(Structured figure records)
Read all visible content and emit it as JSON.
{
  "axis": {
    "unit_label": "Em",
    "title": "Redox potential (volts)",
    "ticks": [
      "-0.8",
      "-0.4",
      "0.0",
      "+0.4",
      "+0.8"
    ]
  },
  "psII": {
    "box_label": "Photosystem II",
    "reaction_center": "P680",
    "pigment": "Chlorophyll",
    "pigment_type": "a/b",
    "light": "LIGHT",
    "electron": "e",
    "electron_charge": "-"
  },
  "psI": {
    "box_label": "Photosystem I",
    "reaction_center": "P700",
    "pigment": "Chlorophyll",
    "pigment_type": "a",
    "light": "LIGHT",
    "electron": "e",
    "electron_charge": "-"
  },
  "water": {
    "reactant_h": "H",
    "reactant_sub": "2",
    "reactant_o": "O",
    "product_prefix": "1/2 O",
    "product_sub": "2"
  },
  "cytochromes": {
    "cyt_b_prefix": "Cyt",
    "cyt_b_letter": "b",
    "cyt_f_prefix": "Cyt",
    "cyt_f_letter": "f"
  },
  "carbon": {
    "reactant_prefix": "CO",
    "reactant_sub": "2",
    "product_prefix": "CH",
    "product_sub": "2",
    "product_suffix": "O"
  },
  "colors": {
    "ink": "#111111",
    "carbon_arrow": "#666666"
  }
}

EXERCISE GOAL: Reproduce the listing in full. Keep it exactly as written.

EXERCISE RESPONSE:
Read all visible content and emit it as JSON.
{
  "axis": {
    "unit_label": "Em",
    "title": "Redox potential (volts)",
    "ticks": [
      "-0.8",
      "-0.4",
      "0.0",
      "+0.4",
      "+0.8"
    ]
  },
  "psII": {
    "box_label": "Photosystem II",
    "reaction_center": "P680",
    "pigment": "Chlorophyll",
    "pigment_type": "a/b",
    "light": "LIGHT",
    "electron": "e",
    "electron_charge": "-"
  },
  "psI": {
    "box_label": "Photosystem I",
    "reaction_center": "P700",
    "pigment": "Chlorophyll",
    "pigment_type": "a",
    "light": "LIGHT",
    "electron": "e",
    "electron_charge": "-"
  },
  "water": {
    "reactant_h": "H",
    "reactant_sub": "2",
    "reactant_o": "O",
    "product_prefix": "1/2 O",
    "product_sub": "2"
  },
  "cytochromes": {
    "cyt_b_prefix": "Cyt",
    "cyt_b_letter": "b",
    "cyt_f_prefix": "Cyt",
    "cyt_f_letter": "f"
  },
  "carbon": {
    "reactant_prefix": "CO",
    "reactant_sub": "2",
    "product_prefix": "CH",
    "product_sub": "2",
    "product_suffix": "O"
  },
  "colors": {
    "ink": "#111111",
    "carbon_arrow": "#666666"
  }
}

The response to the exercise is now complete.